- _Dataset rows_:
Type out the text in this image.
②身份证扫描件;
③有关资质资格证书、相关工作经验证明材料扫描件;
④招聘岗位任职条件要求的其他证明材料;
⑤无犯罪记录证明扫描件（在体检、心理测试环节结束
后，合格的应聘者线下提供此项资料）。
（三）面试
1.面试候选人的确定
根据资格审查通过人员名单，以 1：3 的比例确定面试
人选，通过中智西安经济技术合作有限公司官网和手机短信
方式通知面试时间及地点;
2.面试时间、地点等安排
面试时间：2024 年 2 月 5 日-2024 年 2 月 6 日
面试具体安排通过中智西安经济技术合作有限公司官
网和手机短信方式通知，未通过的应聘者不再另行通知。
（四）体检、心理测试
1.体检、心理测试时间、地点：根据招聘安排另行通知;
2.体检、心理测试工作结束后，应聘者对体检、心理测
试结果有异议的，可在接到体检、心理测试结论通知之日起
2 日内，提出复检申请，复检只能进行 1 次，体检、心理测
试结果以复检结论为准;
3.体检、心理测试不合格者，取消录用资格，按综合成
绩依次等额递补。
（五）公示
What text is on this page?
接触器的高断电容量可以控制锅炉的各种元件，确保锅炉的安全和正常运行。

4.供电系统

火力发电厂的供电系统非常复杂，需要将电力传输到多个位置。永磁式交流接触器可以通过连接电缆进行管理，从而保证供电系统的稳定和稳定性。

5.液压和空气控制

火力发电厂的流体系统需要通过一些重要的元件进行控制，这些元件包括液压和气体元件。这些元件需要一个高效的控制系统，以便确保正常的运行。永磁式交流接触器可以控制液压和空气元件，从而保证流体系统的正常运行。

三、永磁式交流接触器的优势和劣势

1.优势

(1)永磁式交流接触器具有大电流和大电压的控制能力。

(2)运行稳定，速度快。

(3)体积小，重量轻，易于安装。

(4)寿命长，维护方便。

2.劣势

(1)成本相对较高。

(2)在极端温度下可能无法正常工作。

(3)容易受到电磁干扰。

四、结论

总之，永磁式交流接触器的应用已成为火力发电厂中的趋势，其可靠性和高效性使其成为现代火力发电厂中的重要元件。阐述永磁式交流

- _WHAT TO PRODUCE_: Going through the data above, count the lines where the string "text" appears, and answer with only that number.

- _THE SOLUTION_: 2